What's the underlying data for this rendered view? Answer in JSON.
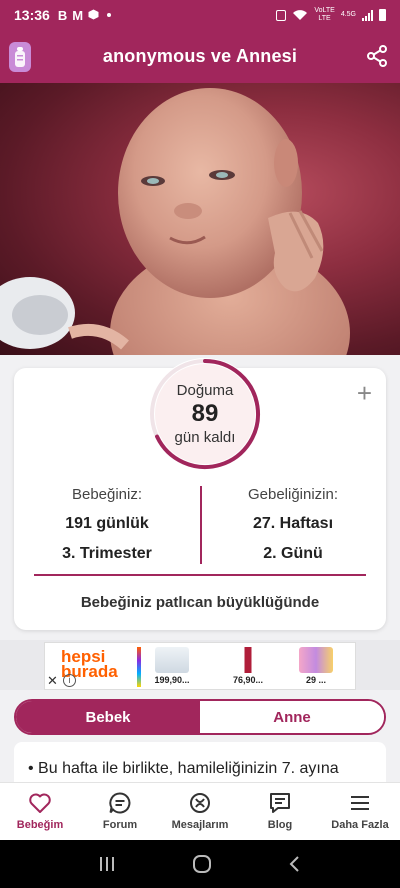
{
  "status_bar": {
    "time": "13:36",
    "left_icons": [
      "B",
      "M"
    ],
    "network": "LTE",
    "network_speed": "4.5G",
    "volte": "VoLTE"
  },
  "header": {
    "title": "anonymous ve Annesi",
    "left_icon": "baby-bottle-icon",
    "right_icon": "share-icon"
  },
  "countdown": {
    "line1": "Doğuma",
    "days": "89",
    "line3": "gün kaldı",
    "progress_fraction": 0.68
  },
  "stats": {
    "left_header": "Bebeğiniz:",
    "left_value1": "191 günlük",
    "left_value2": "3. Trimester",
    "right_header": "Gebeliğinizin:",
    "right_value1": "27. Haftası",
    "right_value2": "2. Günü"
  },
  "size_text": "Bebeğiniz patlıcan büyüklüğünde",
  "ad": {
    "brand_line1": "hepsi",
    "brand_line2": "burada",
    "prices": [
      "199,90...",
      "76,90...",
      "29 ..."
    ]
  },
  "tabs": {
    "active": "Bebek",
    "inactive": "Anne"
  },
  "content": {
    "first_line": "• Bu hafta ile birlikte, hamileliğinizin 7. ayına"
  },
  "nav": {
    "items": [
      {
        "label": "Bebeğim",
        "icon": "heart-icon"
      },
      {
        "label": "Forum",
        "icon": "chat-bubble-icon"
      },
      {
        "label": "Mesajlarım",
        "icon": "messages-icon"
      },
      {
        "label": "Blog",
        "icon": "blog-icon"
      },
      {
        "label": "Daha Fazla",
        "icon": "menu-icon"
      }
    ]
  },
  "colors": {
    "primary": "#a1265c",
    "ad_brand": "#ff6000"
  }
}
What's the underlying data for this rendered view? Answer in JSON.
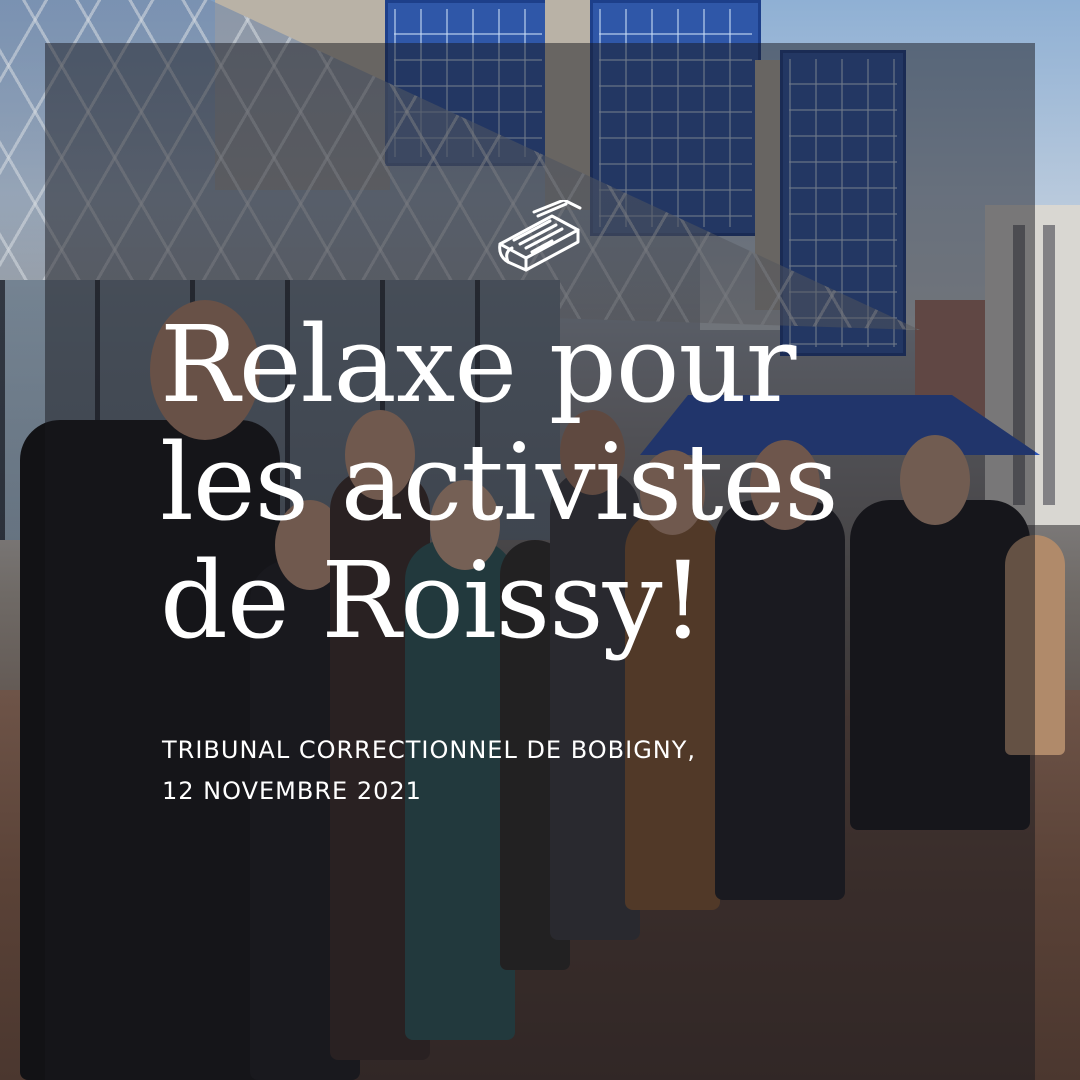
^^^^^^^^
Task: Take the entries shown above and quote them verbatim, passing over the pictures.

Exercise solution:
What's the underlying data for this rendered view? Answer in JSON.
{
  "status_bar": {
    "time": "13:36",
    "left_icons": [
      "B",
      "M"
    ],
    "network": "LTE",
    "network_speed": "4.5G",
    "volte": "VoLTE"
  },
  "header": {
    "title": "anonymous ve Annesi",
    "left_icon": "baby-bottle-icon",
    "right_icon": "share-icon"
  },
  "countdown": {
    "line1": "Doğuma",
    "days": "89",
    "line3": "gün kaldı",
    "progress_fraction": 0.68
  },
  "stats": {
    "left_header": "Bebeğiniz:",
    "left_value1": "191 günlük",
    "left_value2": "3. Trimester",
    "right_header": "Gebeliğinizin:",
    "right_value1": "27. Haftası",
    "right_value2": "2. Günü"
  },
  "size_text": "Bebeğiniz patlıcan büyüklüğünde",
  "ad": {
    "brand_line1": "hepsi",
    "brand_line2": "burada",
    "prices": [
      "199,90...",
      "76,90...",
      "29 ..."
    ]
  },
  "tabs": {
    "active": "Bebek",
    "inactive": "Anne"
  },
  "content": {
    "first_line": "• Bu hafta ile birlikte, hamileliğinizin 7. ayına"
  },
  "nav": {
    "items": [
      {
        "label": "Bebeğim",
        "icon": "heart-icon"
      },
      {
        "label": "Forum",
        "icon": "chat-bubble-icon"
      },
      {
        "label": "Mesajlarım",
        "icon": "messages-icon"
      },
      {
        "label": "Blog",
        "icon": "blog-icon"
      },
      {
        "label": "Daha Fazla",
        "icon": "menu-icon"
      }
    ]
  },
  "colors": {
    "primary": "#a1265c",
    "ad_brand": "#ff6000"
  }
}
What's the underlying data for this rendered view? Answer in JSON.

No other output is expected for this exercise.